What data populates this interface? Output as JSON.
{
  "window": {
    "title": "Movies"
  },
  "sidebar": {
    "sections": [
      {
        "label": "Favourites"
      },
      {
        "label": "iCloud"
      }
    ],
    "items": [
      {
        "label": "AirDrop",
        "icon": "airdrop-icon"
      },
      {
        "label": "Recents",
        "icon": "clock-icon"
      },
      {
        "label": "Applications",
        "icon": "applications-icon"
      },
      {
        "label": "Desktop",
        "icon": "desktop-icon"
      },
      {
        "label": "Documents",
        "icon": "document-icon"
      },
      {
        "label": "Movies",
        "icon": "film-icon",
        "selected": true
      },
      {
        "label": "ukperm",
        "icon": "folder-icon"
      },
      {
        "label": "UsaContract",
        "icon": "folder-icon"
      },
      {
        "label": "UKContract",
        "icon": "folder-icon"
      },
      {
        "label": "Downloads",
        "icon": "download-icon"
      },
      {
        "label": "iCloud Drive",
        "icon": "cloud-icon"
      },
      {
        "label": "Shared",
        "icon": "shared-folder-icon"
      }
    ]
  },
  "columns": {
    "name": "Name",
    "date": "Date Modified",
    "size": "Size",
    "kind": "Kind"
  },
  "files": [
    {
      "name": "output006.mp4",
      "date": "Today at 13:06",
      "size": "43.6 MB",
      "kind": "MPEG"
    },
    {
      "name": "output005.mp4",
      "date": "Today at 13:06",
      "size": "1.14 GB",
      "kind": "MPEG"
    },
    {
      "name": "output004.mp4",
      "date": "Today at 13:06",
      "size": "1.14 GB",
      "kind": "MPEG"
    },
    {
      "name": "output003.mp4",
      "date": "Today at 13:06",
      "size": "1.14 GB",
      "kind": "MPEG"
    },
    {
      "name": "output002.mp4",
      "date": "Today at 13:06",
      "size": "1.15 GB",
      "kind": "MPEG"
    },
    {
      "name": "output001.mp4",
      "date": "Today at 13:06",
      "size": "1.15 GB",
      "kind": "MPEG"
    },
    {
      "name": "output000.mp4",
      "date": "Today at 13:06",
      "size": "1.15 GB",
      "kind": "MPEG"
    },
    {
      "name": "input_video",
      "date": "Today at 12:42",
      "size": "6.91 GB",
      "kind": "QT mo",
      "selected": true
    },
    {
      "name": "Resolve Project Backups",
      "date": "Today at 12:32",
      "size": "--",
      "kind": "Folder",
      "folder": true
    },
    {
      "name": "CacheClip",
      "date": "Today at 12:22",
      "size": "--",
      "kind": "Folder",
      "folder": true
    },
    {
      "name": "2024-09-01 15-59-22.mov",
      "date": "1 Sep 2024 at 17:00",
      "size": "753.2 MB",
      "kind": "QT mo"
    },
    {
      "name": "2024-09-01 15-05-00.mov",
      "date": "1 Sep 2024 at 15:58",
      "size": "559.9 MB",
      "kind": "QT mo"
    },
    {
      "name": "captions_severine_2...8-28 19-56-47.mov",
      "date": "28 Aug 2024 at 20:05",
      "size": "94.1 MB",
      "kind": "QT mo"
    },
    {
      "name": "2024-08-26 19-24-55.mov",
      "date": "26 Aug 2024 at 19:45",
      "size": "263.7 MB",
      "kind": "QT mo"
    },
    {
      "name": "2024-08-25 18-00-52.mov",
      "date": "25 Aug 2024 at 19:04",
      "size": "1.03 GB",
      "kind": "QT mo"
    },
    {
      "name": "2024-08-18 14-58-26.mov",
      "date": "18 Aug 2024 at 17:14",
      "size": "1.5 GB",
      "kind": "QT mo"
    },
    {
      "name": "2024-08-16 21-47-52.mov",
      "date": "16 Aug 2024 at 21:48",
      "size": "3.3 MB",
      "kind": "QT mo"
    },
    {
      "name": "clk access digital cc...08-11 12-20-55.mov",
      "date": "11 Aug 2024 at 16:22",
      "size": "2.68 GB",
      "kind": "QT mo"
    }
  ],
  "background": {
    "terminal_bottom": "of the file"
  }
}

(REQUIRED WORK):
Output the listing above word for word.

(THE COMPLETED TASK):
What data populates this interface? Output as JSON.
{
  "window": {
    "title": "Movies"
  },
  "sidebar": {
    "sections": [
      {
        "label": "Favourites"
      },
      {
        "label": "iCloud"
      }
    ],
    "items": [
      {
        "label": "AirDrop",
        "icon": "airdrop-icon"
      },
      {
        "label": "Recents",
        "icon": "clock-icon"
      },
      {
        "label": "Applications",
        "icon": "applications-icon"
      },
      {
        "label": "Desktop",
        "icon": "desktop-icon"
      },
      {
        "label": "Documents",
        "icon": "document-icon"
      },
      {
        "label": "Movies",
        "icon": "film-icon",
        "selected": true
      },
      {
        "label": "ukperm",
        "icon": "folder-icon"
      },
      {
        "label": "UsaContract",
        "icon": "folder-icon"
      },
      {
        "label": "UKContract",
        "icon": "folder-icon"
      },
      {
        "label": "Downloads",
        "icon": "download-icon"
      },
      {
        "label": "iCloud Drive",
        "icon": "cloud-icon"
      },
      {
        "label": "Shared",
        "icon": "shared-folder-icon"
      }
    ]
  },
  "columns": {
    "name": "Name",
    "date": "Date Modified",
    "size": "Size",
    "kind": "Kind"
  },
  "files": [
    {
      "name": "output006.mp4",
      "date": "Today at 13:06",
      "size": "43.6 MB",
      "kind": "MPEG"
    },
    {
      "name": "output005.mp4",
      "date": "Today at 13:06",
      "size": "1.14 GB",
      "kind": "MPEG"
    },
    {
      "name": "output004.mp4",
      "date": "Today at 13:06",
      "size": "1.14 GB",
      "kind": "MPEG"
    },
    {
      "name": "output003.mp4",
      "date": "Today at 13:06",
      "size": "1.14 GB",
      "kind": "MPEG"
    },
    {
      "name": "output002.mp4",
      "date": "Today at 13:06",
      "size": "1.15 GB",
      "kind": "MPEG"
    },
    {
      "name": "output001.mp4",
      "date": "Today at 13:06",
      "size": "1.15 GB",
      "kind": "MPEG"
    },
    {
      "name": "output000.mp4",
      "date": "Today at 13:06",
      "size": "1.15 GB",
      "kind": "MPEG"
    },
    {
      "name": "input_video",
      "date": "Today at 12:42",
      "size": "6.91 GB",
      "kind": "QT mo",
      "selected": true
    },
    {
      "name": "Resolve Project Backups",
      "date": "Today at 12:32",
      "size": "--",
      "kind": "Folder",
      "folder": true
    },
    {
      "name": "CacheClip",
      "date": "Today at 12:22",
      "size": "--",
      "kind": "Folder",
      "folder": true
    },
    {
      "name": "2024-09-01 15-59-22.mov",
      "date": "1 Sep 2024 at 17:00",
      "size": "753.2 MB",
      "kind": "QT mo"
    },
    {
      "name": "2024-09-01 15-05-00.mov",
      "date": "1 Sep 2024 at 15:58",
      "size": "559.9 MB",
      "kind": "QT mo"
    },
    {
      "name": "captions_severine_2...8-28 19-56-47.mov",
      "date": "28 Aug 2024 at 20:05",
      "size": "94.1 MB",
      "kind": "QT mo"
    },
    {
      "name": "2024-08-26 19-24-55.mov",
      "date": "26 Aug 2024 at 19:45",
      "size": "263.7 MB",
      "kind": "QT mo"
    },
    {
      "name": "2024-08-25 18-00-52.mov",
      "date": "25 Aug 2024 at 19:04",
      "size": "1.03 GB",
      "kind": "QT mo"
    },
    {
      "name": "2024-08-18 14-58-26.mov",
      "date": "18 Aug 2024 at 17:14",
      "size": "1.5 GB",
      "kind": "QT mo"
    },
    {
      "name": "2024-08-16 21-47-52.mov",
      "date": "16 Aug 2024 at 21:48",
      "size": "3.3 MB",
      "kind": "QT mo"
    },
    {
      "name": "clk access digital cc...08-11 12-20-55.mov",
      "date": "11 Aug 2024 at 16:22",
      "size": "2.68 GB",
      "kind": "QT mo"
    }
  ],
  "background": {
    "terminal_bottom": "of the file"
  }
}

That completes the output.